#### PROMPT:
Reproduce each of the lines word for word.

****************

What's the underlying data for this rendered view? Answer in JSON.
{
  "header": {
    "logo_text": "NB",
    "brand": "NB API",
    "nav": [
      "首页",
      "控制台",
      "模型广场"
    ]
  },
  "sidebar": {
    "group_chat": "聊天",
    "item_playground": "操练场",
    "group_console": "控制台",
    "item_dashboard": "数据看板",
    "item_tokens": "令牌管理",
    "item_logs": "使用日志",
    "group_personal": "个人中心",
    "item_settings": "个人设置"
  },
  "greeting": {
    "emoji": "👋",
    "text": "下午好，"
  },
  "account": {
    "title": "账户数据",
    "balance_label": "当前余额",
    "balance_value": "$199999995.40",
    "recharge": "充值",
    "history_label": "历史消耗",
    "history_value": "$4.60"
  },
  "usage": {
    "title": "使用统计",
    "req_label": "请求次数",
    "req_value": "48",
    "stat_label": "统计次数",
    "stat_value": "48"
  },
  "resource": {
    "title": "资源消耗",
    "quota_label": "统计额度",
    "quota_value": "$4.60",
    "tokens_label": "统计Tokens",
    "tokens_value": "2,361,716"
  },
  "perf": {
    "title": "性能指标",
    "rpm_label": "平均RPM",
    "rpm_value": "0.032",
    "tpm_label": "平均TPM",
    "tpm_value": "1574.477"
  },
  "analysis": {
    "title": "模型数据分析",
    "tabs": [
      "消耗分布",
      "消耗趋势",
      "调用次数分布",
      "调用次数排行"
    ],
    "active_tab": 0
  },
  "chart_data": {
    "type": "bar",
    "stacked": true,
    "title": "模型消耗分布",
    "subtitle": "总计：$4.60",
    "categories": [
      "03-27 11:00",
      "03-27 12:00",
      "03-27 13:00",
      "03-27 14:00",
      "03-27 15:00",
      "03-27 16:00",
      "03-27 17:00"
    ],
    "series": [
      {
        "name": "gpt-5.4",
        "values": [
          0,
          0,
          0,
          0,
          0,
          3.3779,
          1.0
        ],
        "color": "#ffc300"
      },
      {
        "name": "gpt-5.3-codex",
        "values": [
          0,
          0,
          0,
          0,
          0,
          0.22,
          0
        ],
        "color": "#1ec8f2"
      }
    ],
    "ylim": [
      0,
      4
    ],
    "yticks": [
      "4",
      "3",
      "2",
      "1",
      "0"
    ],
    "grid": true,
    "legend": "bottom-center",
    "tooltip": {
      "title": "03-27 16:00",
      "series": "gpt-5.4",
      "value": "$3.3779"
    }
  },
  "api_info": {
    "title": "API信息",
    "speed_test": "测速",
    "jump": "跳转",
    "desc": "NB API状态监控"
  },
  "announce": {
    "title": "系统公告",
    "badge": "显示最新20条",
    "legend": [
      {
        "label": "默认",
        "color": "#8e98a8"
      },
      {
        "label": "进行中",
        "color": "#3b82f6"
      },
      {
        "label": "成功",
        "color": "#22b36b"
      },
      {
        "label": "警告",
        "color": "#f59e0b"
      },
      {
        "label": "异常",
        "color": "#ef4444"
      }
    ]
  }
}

****************

#### RESPONSE:
What's the underlying data for this rendered view? Answer in JSON.
{
  "header": {
    "logo_text": "NB",
    "brand": "NB API",
    "nav": [
      "首页",
      "控制台",
      "模型广场"
    ]
  },
  "sidebar": {
    "group_chat": "聊天",
    "item_playground": "操练场",
    "group_console": "控制台",
    "item_dashboard": "数据看板",
    "item_tokens": "令牌管理",
    "item_logs": "使用日志",
    "group_personal": "个人中心",
    "item_settings": "个人设置"
  },
  "greeting": {
    "emoji": "👋",
    "text": "下午好，"
  },
  "account": {
    "title": "账户数据",
    "balance_label": "当前余额",
    "balance_value": "$199999995.40",
    "recharge": "充值",
    "history_label": "历史消耗",
    "history_value": "$4.60"
  },
  "usage": {
    "title": "使用统计",
    "req_label": "请求次数",
    "req_value": "48",
    "stat_label": "统计次数",
    "stat_value": "48"
  },
  "resource": {
    "title": "资源消耗",
    "quota_label": "统计额度",
    "quota_value": "$4.60",
    "tokens_label": "统计Tokens",
    "tokens_value": "2,361,716"
  },
  "perf": {
    "title": "性能指标",
    "rpm_label": "平均RPM",
    "rpm_value": "0.032",
    "tpm_label": "平均TPM",
    "tpm_value": "1574.477"
  },
  "analysis": {
    "title": "模型数据分析",
    "tabs": [
      "消耗分布",
      "消耗趋势",
      "调用次数分布",
      "调用次数排行"
    ],
    "active_tab": 0
  },
  "chart_data": {
    "type": "bar",
    "stacked": true,
    "title": "模型消耗分布",
    "subtitle": "总计：$4.60",
    "categories": [
      "03-27 11:00",
      "03-27 12:00",
      "03-27 13:00",
      "03-27 14:00",
      "03-27 15:00",
      "03-27 16:00",
      "03-27 17:00"
    ],
    "series": [
      {
        "name": "gpt-5.4",
        "values": [
          0,
          0,
          0,
          0,
          0,
          3.3779,
          1.0
        ],
        "color": "#ffc300"
      },
      {
        "name": "gpt-5.3-codex",
        "values": [
          0,
          0,
          0,
          0,
          0,
          0.22,
          0
        ],
        "color": "#1ec8f2"
      }
    ],
    "ylim": [
      0,
      4
    ],
    "yticks": [
      "4",
      "3",
      "2",
      "1",
      "0"
    ],
    "grid": true,
    "legend": "bottom-center",
    "tooltip": {
      "title": "03-27 16:00",
      "series": "gpt-5.4",
      "value": "$3.3779"
    }
  },
  "api_info": {
    "title": "API信息",
    "speed_test": "测速",
    "jump": "跳转",
    "desc": "NB API状态监控"
  },
  "announce": {
    "title": "系统公告",
    "badge": "显示最新20条",
    "legend": [
      {
        "label": "默认",
        "color": "#8e98a8"
      },
      {
        "label": "进行中",
        "color": "#3b82f6"
      },
      {
        "label": "成功",
        "color": "#22b36b"
      },
      {
        "label": "警告",
        "color": "#f59e0b"
      },
      {
        "label": "异常",
        "color": "#ef4444"
      }
    ]
  }
}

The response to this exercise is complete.